=== BRANO RIPORTATO ===
EMISSIONI? NON CI INTERESSANO Dopo aver puntualizzato che i veicoli del gruppo FCA sono stati misurati sì nei laboratori dell'Azienda ma le misure sono state effettuate alla presenza di funzionari del MIT e che si tratta comunque di laboratori certificati ISO 17025, si arriva alla parte “calda” della risposta, quella citata nel primo paragrafo. Essa si completa con queste parole: “Ogni ulteriore ciclo di prova effettuato nel corso dei test di cui al rapporto in argomento è finalizzato esclusivamente alla individuazione della presenza o meno di eventuali impianti di manipolazione delle emissioni vietati dalla normativa (atti al riconoscimento della prova di omologazione su banco a rulli)”. In pratica si dice che si è interessati soltanto alla presenza o meno del defeat device, anche se le emissioni in altri cicli che non siano il “NDEC freddo” sono notevolmente più alte rispetto al consentito. La Spessotto, come prevedibile, “si dichiara fortemente contrariata dalla colpevole inerzia del Governo che non ha finora avviato alcuna iniziativa né volta a tutelare la salute dei cittadini né idonea a garantire adeguati indennizzi per i danni patrimoniali subiti, a differenza di quanto avvenuto negli Stati Uniti”.

=== DATI DA ANALIZZARE ===
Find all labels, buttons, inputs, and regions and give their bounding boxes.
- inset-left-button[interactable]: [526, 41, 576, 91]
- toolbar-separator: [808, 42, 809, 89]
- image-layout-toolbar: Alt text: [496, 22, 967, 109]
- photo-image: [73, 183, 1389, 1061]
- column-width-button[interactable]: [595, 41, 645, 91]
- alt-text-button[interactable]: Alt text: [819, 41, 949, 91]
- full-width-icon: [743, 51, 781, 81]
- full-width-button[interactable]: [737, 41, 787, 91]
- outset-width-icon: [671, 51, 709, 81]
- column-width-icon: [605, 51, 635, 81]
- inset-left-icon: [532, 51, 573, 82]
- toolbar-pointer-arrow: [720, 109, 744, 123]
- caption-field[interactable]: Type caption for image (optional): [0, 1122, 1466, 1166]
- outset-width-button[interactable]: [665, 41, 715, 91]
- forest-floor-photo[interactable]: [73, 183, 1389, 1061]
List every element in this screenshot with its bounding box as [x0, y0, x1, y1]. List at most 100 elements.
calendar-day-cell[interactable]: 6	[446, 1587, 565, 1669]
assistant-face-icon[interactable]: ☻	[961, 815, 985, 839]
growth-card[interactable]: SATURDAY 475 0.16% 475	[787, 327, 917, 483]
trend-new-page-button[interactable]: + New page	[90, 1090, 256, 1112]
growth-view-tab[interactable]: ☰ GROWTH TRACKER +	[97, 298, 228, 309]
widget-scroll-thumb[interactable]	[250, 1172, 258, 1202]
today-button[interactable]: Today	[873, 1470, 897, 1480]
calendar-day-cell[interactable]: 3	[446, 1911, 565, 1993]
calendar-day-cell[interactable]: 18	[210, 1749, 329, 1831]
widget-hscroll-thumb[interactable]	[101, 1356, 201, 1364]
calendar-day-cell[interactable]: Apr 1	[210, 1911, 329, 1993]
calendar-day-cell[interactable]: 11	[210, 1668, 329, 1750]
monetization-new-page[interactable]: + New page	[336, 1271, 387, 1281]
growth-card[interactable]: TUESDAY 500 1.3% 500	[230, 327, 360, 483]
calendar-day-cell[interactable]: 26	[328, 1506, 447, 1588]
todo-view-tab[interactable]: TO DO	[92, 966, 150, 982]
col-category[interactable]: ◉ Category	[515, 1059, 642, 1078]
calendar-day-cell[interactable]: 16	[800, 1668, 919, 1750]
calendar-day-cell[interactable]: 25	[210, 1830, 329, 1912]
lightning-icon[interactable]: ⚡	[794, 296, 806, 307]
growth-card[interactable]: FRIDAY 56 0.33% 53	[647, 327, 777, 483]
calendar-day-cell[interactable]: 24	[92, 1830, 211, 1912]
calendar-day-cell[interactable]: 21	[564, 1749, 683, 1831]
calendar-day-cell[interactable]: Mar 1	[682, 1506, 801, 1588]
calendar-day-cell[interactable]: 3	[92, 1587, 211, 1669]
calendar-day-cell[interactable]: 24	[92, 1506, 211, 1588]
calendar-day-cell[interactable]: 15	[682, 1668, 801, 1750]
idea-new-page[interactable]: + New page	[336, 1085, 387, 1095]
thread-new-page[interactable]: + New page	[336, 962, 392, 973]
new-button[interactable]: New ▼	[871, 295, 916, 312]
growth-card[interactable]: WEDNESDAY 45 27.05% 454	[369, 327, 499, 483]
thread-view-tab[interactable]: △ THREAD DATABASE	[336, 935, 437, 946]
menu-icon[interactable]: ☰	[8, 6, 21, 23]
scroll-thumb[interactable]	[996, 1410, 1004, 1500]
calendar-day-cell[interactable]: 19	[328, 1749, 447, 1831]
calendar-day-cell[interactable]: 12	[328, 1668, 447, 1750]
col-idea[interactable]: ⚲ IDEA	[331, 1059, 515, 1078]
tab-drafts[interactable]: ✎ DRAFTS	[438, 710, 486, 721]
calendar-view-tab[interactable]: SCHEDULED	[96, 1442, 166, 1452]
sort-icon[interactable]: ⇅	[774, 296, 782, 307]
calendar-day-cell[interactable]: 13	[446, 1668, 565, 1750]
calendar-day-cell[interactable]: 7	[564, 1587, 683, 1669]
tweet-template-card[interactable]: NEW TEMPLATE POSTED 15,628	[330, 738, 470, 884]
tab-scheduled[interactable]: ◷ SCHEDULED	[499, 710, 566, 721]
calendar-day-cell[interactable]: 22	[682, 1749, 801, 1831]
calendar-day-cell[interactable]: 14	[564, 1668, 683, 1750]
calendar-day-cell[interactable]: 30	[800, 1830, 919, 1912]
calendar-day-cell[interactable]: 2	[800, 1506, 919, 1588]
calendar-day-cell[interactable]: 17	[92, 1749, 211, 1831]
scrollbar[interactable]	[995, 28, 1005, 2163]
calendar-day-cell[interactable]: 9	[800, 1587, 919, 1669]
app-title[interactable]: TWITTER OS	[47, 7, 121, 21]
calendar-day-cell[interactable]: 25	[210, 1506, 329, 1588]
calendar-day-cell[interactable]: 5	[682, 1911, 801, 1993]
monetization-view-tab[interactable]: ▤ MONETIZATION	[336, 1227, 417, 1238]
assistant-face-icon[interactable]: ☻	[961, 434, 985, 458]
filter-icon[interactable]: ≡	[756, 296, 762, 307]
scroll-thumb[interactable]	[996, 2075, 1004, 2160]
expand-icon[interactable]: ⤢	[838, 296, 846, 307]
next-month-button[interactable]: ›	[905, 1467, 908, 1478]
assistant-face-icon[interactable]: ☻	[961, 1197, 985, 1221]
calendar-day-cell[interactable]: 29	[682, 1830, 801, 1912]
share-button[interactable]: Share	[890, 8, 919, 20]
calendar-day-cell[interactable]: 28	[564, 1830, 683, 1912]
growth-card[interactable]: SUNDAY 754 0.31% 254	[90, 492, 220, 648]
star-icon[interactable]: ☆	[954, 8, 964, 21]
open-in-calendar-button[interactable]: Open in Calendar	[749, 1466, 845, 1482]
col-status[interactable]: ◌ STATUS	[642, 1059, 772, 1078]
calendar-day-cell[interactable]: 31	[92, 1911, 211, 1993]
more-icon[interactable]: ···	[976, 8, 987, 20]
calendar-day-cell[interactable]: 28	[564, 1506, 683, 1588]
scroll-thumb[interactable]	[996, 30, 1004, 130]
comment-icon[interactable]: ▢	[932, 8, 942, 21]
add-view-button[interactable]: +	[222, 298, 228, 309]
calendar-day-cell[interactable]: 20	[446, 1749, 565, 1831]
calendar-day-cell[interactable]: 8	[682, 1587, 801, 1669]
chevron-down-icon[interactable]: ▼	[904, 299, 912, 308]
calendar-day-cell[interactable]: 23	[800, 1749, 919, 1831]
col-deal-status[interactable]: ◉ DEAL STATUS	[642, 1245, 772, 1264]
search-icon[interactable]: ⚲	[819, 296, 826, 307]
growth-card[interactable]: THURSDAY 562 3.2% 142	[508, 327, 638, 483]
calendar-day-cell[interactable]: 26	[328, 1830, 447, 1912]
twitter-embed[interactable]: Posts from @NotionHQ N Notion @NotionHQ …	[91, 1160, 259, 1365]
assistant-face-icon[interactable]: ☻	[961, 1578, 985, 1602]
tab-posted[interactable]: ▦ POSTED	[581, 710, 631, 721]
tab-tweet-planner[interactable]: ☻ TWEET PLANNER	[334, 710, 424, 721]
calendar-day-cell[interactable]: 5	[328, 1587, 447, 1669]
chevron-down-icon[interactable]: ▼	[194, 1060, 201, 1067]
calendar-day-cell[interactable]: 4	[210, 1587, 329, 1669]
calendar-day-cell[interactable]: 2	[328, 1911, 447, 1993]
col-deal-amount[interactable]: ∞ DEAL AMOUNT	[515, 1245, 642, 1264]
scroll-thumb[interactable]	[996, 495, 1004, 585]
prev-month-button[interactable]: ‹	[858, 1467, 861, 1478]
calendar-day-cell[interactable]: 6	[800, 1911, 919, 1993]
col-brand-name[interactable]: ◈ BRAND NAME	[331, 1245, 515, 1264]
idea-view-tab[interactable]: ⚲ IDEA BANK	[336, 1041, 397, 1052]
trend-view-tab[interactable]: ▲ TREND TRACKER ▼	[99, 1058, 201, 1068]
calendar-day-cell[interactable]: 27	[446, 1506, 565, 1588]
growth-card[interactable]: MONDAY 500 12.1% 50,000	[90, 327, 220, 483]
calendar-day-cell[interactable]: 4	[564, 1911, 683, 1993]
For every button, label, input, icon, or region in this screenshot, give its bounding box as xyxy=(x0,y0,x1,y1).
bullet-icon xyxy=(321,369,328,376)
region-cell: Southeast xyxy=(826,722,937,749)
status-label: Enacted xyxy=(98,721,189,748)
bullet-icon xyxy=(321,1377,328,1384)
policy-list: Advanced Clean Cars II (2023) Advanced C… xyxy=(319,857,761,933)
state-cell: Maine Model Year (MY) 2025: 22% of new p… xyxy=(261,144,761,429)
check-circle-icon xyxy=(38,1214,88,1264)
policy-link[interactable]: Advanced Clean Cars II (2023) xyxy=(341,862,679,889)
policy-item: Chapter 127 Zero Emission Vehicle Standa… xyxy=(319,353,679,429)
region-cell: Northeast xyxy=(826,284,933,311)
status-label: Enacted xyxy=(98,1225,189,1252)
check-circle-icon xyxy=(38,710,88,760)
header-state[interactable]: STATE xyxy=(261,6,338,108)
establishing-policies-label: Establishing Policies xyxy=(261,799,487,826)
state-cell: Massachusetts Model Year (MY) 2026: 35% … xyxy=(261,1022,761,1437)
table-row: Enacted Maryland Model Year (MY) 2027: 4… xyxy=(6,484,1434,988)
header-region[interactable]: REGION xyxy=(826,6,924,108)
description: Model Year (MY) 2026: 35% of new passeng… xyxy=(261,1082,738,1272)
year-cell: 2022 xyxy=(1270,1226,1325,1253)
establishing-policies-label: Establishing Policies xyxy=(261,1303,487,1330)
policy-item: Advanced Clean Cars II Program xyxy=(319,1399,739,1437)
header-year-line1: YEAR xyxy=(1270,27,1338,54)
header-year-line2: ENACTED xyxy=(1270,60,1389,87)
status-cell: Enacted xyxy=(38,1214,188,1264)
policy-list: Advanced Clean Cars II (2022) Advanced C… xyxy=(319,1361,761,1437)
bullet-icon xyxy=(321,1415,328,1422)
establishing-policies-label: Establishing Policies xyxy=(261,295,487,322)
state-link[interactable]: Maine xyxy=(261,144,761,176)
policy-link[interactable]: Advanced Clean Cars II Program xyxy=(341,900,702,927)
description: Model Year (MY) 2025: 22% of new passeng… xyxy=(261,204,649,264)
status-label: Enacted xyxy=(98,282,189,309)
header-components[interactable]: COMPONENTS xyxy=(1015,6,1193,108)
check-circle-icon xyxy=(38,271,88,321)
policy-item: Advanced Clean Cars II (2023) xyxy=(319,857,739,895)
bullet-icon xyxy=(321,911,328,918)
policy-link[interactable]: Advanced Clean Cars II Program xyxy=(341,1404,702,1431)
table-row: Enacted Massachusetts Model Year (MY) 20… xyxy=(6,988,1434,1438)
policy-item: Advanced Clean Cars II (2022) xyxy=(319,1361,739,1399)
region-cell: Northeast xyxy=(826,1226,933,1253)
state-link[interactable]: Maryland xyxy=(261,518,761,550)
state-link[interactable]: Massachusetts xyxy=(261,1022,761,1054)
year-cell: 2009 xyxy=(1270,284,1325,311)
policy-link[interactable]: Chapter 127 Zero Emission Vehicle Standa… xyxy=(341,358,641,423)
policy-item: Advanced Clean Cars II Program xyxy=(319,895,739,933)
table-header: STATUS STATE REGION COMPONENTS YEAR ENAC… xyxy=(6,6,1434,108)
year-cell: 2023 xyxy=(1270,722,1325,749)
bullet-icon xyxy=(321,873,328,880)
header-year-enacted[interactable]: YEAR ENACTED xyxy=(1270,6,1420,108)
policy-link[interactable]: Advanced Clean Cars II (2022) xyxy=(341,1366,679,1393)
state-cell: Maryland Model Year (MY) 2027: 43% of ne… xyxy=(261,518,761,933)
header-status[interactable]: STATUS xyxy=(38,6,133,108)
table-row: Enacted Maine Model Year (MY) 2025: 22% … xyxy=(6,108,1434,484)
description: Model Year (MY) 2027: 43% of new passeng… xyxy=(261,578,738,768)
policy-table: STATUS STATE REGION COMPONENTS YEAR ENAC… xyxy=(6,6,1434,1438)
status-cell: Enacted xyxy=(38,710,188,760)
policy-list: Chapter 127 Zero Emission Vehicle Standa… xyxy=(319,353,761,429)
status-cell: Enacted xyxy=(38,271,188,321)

=== COSA DEVI FARE ===
Nel brano riportato, quale certificazione hanno i laboratori dove sono stati misurati i veicoli del gruppo FCA?

=== RISPOSTA AL COMPITO ===
Sono laboratori certificati ISO 17025.